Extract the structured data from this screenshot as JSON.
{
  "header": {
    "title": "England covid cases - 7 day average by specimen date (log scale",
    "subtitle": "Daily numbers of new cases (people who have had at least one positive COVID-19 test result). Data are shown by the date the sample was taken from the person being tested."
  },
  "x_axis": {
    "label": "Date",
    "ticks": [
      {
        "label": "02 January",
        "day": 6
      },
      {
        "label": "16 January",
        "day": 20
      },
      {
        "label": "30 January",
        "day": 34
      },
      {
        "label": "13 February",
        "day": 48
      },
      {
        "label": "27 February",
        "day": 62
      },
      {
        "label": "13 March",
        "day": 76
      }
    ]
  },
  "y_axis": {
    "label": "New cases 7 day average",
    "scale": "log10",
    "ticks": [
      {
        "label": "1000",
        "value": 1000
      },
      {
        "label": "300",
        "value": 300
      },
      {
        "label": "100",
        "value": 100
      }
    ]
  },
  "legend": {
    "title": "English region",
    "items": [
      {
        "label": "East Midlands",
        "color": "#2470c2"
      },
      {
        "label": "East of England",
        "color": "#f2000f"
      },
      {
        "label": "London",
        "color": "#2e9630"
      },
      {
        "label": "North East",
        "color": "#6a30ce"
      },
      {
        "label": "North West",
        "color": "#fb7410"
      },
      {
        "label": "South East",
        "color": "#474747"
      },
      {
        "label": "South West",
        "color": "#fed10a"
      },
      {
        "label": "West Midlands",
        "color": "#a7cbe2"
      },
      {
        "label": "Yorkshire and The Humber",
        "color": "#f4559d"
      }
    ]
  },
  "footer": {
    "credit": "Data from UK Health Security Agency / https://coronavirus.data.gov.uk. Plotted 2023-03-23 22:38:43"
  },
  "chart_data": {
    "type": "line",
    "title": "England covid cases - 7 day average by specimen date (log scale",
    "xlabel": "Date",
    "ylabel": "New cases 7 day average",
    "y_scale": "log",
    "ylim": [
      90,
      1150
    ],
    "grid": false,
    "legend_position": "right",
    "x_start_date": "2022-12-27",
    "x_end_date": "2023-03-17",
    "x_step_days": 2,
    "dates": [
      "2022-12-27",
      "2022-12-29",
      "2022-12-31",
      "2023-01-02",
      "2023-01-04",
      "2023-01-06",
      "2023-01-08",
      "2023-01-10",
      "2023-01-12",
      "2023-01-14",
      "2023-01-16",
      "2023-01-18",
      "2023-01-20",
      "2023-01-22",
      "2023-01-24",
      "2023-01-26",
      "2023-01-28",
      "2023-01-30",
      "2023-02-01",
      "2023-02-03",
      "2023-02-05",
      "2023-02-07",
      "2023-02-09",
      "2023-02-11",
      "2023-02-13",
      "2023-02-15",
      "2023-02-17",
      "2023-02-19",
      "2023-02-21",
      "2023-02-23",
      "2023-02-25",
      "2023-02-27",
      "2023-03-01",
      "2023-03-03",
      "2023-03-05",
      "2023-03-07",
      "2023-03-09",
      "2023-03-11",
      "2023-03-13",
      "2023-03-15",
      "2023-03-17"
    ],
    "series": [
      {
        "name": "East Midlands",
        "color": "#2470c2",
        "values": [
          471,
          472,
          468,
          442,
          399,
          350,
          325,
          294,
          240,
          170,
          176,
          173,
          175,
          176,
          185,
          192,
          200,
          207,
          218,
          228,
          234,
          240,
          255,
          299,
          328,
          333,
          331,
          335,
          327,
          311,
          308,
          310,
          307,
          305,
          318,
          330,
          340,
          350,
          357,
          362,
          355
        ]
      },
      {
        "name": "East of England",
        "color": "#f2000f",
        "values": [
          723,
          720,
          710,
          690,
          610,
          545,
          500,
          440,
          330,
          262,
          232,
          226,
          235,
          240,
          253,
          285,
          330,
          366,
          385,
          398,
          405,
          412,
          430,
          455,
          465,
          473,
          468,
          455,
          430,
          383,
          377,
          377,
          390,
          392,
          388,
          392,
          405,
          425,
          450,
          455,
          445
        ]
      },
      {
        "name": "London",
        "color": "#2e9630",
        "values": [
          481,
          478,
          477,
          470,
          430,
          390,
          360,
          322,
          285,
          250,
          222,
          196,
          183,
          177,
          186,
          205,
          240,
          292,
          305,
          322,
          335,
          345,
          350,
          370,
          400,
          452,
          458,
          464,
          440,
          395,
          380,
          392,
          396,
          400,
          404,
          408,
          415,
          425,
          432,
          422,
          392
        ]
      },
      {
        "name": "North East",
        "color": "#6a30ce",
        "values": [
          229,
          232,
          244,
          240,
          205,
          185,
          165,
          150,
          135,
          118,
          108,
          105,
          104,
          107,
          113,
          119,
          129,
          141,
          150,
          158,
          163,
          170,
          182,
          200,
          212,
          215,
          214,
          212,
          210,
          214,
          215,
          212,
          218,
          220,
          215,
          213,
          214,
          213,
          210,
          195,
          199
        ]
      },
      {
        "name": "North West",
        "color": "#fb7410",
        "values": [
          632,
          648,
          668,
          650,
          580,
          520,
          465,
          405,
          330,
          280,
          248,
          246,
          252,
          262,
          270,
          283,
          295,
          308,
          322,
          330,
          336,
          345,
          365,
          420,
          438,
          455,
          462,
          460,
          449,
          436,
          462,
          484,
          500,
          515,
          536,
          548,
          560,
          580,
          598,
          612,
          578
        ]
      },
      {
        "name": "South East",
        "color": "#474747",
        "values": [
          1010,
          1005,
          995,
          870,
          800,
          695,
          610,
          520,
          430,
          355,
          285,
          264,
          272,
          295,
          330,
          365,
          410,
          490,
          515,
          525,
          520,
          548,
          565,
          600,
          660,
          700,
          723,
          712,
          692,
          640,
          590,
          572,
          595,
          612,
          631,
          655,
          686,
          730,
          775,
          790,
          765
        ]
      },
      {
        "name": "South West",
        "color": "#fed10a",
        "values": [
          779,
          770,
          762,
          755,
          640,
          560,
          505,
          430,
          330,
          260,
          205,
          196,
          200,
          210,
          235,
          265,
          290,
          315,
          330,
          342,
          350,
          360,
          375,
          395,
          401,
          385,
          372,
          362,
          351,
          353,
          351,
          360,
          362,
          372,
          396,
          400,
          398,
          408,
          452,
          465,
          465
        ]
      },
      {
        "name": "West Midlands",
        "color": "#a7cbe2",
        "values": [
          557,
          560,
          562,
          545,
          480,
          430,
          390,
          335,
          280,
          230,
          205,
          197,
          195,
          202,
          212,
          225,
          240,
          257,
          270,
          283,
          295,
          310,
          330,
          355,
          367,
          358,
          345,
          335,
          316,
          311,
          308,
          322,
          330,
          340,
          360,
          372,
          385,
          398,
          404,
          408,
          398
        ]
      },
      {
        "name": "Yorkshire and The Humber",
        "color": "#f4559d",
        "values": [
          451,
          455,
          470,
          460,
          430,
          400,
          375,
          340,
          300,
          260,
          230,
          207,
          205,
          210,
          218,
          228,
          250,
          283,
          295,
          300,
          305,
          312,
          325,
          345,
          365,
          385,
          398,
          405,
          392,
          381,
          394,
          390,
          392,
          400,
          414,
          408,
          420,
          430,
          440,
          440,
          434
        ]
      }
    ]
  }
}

_ _ _

* **YOUR OBJECTIVE**: Every entry must be set down exactly, with nothing left out.

* **EXERCISE SOLUTION**:
Extract the structured data from this screenshot as JSON.
{
  "header": {
    "title": "England covid cases - 7 day average by specimen date (log scale",
    "subtitle": "Daily numbers of new cases (people who have had at least one positive COVID-19 test result). Data are shown by the date the sample was taken from the person being tested."
  },
  "x_axis": {
    "label": "Date",
    "ticks": [
      {
        "label": "02 January",
        "day": 6
      },
      {
        "label": "16 January",
        "day": 20
      },
      {
        "label": "30 January",
        "day": 34
      },
      {
        "label": "13 February",
        "day": 48
      },
      {
        "label": "27 February",
        "day": 62
      },
      {
        "label": "13 March",
        "day": 76
      }
    ]
  },
  "y_axis": {
    "label": "New cases 7 day average",
    "scale": "log10",
    "ticks": [
      {
        "label": "1000",
        "value": 1000
      },
      {
        "label": "300",
        "value": 300
      },
      {
        "label": "100",
        "value": 100
      }
    ]
  },
  "legend": {
    "title": "English region",
    "items": [
      {
        "label": "East Midlands",
        "color": "#2470c2"
      },
      {
        "label": "East of England",
        "color": "#f2000f"
      },
      {
        "label": "London",
        "color": "#2e9630"
      },
      {
        "label": "North East",
        "color": "#6a30ce"
      },
      {
        "label": "North West",
        "color": "#fb7410"
      },
      {
        "label": "South East",
        "color": "#474747"
      },
      {
        "label": "South West",
        "color": "#fed10a"
      },
      {
        "label": "West Midlands",
        "color": "#a7cbe2"
      },
      {
        "label": "Yorkshire and The Humber",
        "color": "#f4559d"
      }
    ]
  },
  "footer": {
    "credit": "Data from UK Health Security Agency / https://coronavirus.data.gov.uk. Plotted 2023-03-23 22:38:43"
  },
  "chart_data": {
    "type": "line",
    "title": "England covid cases - 7 day average by specimen date (log scale",
    "xlabel": "Date",
    "ylabel": "New cases 7 day average",
    "y_scale": "log",
    "ylim": [
      90,
      1150
    ],
    "grid": false,
    "legend_position": "right",
    "x_start_date": "2022-12-27",
    "x_end_date": "2023-03-17",
    "x_step_days": 2,
    "dates": [
      "2022-12-27",
      "2022-12-29",
      "2022-12-31",
      "2023-01-02",
      "2023-01-04",
      "2023-01-06",
      "2023-01-08",
      "2023-01-10",
      "2023-01-12",
      "2023-01-14",
      "2023-01-16",
      "2023-01-18",
      "2023-01-20",
      "2023-01-22",
      "2023-01-24",
      "2023-01-26",
      "2023-01-28",
      "2023-01-30",
      "2023-02-01",
      "2023-02-03",
      "2023-02-05",
      "2023-02-07",
      "2023-02-09",
      "2023-02-11",
      "2023-02-13",
      "2023-02-15",
      "2023-02-17",
      "2023-02-19",
      "2023-02-21",
      "2023-02-23",
      "2023-02-25",
      "2023-02-27",
      "2023-03-01",
      "2023-03-03",
      "2023-03-05",
      "2023-03-07",
      "2023-03-09",
      "2023-03-11",
      "2023-03-13",
      "2023-03-15",
      "2023-03-17"
    ],
    "series": [
      {
        "name": "East Midlands",
        "color": "#2470c2",
        "values": [
          471,
          472,
          468,
          442,
          399,
          350,
          325,
          294,
          240,
          170,
          176,
          173,
          175,
          176,
          185,
          192,
          200,
          207,
          218,
          228,
          234,
          240,
          255,
          299,
          328,
          333,
          331,
          335,
          327,
          311,
          308,
          310,
          307,
          305,
          318,
          330,
          340,
          350,
          357,
          362,
          355
        ]
      },
      {
        "name": "East of England",
        "color": "#f2000f",
        "values": [
          723,
          720,
          710,
          690,
          610,
          545,
          500,
          440,
          330,
          262,
          232,
          226,
          235,
          240,
          253,
          285,
          330,
          366,
          385,
          398,
          405,
          412,
          430,
          455,
          465,
          473,
          468,
          455,
          430,
          383,
          377,
          377,
          390,
          392,
          388,
          392,
          405,
          425,
          450,
          455,
          445
        ]
      },
      {
        "name": "London",
        "color": "#2e9630",
        "values": [
          481,
          478,
          477,
          470,
          430,
          390,
          360,
          322,
          285,
          250,
          222,
          196,
          183,
          177,
          186,
          205,
          240,
          292,
          305,
          322,
          335,
          345,
          350,
          370,
          400,
          452,
          458,
          464,
          440,
          395,
          380,
          392,
          396,
          400,
          404,
          408,
          415,
          425,
          432,
          422,
          392
        ]
      },
      {
        "name": "North East",
        "color": "#6a30ce",
        "values": [
          229,
          232,
          244,
          240,
          205,
          185,
          165,
          150,
          135,
          118,
          108,
          105,
          104,
          107,
          113,
          119,
          129,
          141,
          150,
          158,
          163,
          170,
          182,
          200,
          212,
          215,
          214,
          212,
          210,
          214,
          215,
          212,
          218,
          220,
          215,
          213,
          214,
          213,
          210,
          195,
          199
        ]
      },
      {
        "name": "North West",
        "color": "#fb7410",
        "values": [
          632,
          648,
          668,
          650,
          580,
          520,
          465,
          405,
          330,
          280,
          248,
          246,
          252,
          262,
          270,
          283,
          295,
          308,
          322,
          330,
          336,
          345,
          365,
          420,
          438,
          455,
          462,
          460,
          449,
          436,
          462,
          484,
          500,
          515,
          536,
          548,
          560,
          580,
          598,
          612,
          578
        ]
      },
      {
        "name": "South East",
        "color": "#474747",
        "values": [
          1010,
          1005,
          995,
          870,
          800,
          695,
          610,
          520,
          430,
          355,
          285,
          264,
          272,
          295,
          330,
          365,
          410,
          490,
          515,
          525,
          520,
          548,
          565,
          600,
          660,
          700,
          723,
          712,
          692,
          640,
          590,
          572,
          595,
          612,
          631,
          655,
          686,
          730,
          775,
          790,
          765
        ]
      },
      {
        "name": "South West",
        "color": "#fed10a",
        "values": [
          779,
          770,
          762,
          755,
          640,
          560,
          505,
          430,
          330,
          260,
          205,
          196,
          200,
          210,
          235,
          265,
          290,
          315,
          330,
          342,
          350,
          360,
          375,
          395,
          401,
          385,
          372,
          362,
          351,
          353,
          351,
          360,
          362,
          372,
          396,
          400,
          398,
          408,
          452,
          465,
          465
        ]
      },
      {
        "name": "West Midlands",
        "color": "#a7cbe2",
        "values": [
          557,
          560,
          562,
          545,
          480,
          430,
          390,
          335,
          280,
          230,
          205,
          197,
          195,
          202,
          212,
          225,
          240,
          257,
          270,
          283,
          295,
          310,
          330,
          355,
          367,
          358,
          345,
          335,
          316,
          311,
          308,
          322,
          330,
          340,
          360,
          372,
          385,
          398,
          404,
          408,
          398
        ]
      },
      {
        "name": "Yorkshire and The Humber",
        "color": "#f4559d",
        "values": [
          451,
          455,
          470,
          460,
          430,
          400,
          375,
          340,
          300,
          260,
          230,
          207,
          205,
          210,
          218,
          228,
          250,
          283,
          295,
          300,
          305,
          312,
          325,
          345,
          365,
          385,
          398,
          405,
          392,
          381,
          394,
          390,
          392,
          400,
          414,
          408,
          420,
          430,
          440,
          440,
          434
        ]
      }
    ]
  }
}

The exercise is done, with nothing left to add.